▸ Exercise details
Retype the listing that follows, exactly as written.
start
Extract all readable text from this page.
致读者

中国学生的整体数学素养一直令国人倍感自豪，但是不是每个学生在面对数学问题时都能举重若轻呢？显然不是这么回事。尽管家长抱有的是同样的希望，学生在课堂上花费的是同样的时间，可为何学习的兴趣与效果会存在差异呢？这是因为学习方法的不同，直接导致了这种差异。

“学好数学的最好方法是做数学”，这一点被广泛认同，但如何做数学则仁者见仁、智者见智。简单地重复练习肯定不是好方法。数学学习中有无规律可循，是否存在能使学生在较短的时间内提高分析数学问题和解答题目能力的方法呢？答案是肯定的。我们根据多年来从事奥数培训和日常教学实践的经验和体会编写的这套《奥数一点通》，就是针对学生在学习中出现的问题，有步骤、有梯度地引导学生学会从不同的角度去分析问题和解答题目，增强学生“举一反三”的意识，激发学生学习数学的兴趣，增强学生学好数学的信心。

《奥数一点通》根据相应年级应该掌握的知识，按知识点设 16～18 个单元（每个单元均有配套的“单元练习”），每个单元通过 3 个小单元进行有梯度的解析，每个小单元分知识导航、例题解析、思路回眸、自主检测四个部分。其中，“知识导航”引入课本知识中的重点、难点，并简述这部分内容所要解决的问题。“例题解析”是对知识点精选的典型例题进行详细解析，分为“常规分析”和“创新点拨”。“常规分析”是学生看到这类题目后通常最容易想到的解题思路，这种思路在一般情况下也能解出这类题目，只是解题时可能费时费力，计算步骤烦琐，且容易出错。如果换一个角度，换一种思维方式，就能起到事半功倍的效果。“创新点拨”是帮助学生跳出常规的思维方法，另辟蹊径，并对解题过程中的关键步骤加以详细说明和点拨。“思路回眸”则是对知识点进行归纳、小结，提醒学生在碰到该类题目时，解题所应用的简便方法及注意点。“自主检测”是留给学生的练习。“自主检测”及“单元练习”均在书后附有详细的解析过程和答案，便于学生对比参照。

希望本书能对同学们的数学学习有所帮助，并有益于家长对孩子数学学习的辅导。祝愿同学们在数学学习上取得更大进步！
end
▸ Written solution
Extract all readable text from this page.
致读者

中国学生的整体数学素养一直令国人倍感自豪，但是不是每个学生在面对数学问题时都能举重若轻呢？显然不是这么回事。尽管家长抱有的是同样的希望，学生在课堂上花费的是同样的时间，可为何学习的兴趣与效果会存在差异呢？这是因为学习方法的不同，直接导致了这种差异。

“学好数学的最好方法是做数学”，这一点被广泛认同，但如何做数学则仁者见仁、智者见智。简单地重复练习肯定不是好方法。数学学习中有无规律可循，是否存在能使学生在较短的时间内提高分析数学问题和解答题目能力的方法呢？答案是肯定的。我们根据多年来从事奥数培训和日常教学实践的经验和体会编写的这套《奥数一点通》，就是针对学生在学习中出现的问题，有步骤、有梯度地引导学生学会从不同的角度去分析问题和解答题目，增强学生“举一反三”的意识，激发学生学习数学的兴趣，增强学生学好数学的信心。

《奥数一点通》根据相应年级应该掌握的知识，按知识点设 16～18 个单元（每个单元均有配套的“单元练习”），每个单元通过 3 个小单元进行有梯度的解析，每个小单元分知识导航、例题解析、思路回眸、自主检测四个部分。其中，“知识导航”引入课本知识中的重点、难点，并简述这部分内容所要解决的问题。“例题解析”是对知识点精选的典型例题进行详细解析，分为“常规分析”和“创新点拨”。“常规分析”是学生看到这类题目后通常最容易想到的解题思路，这种思路在一般情况下也能解出这类题目，只是解题时可能费时费力，计算步骤烦琐，且容易出错。如果换一个角度，换一种思维方式，就能起到事半功倍的效果。“创新点拨”是帮助学生跳出常规的思维方法，另辟蹊径，并对解题过程中的关键步骤加以详细说明和点拨。“思路回眸”则是对知识点进行归纳、小结，提醒学生在碰到该类题目时，解题所应用的简便方法及注意点。“自主检测”是留给学生的练习。“自主检测”及“单元练习”均在书后附有详细的解析过程和答案，便于学生对比参照。

希望本书能对同学们的数学学习有所帮助，并有益于家长对孩子数学学习的辅导。祝愿同学们在数学学习上取得更大进步！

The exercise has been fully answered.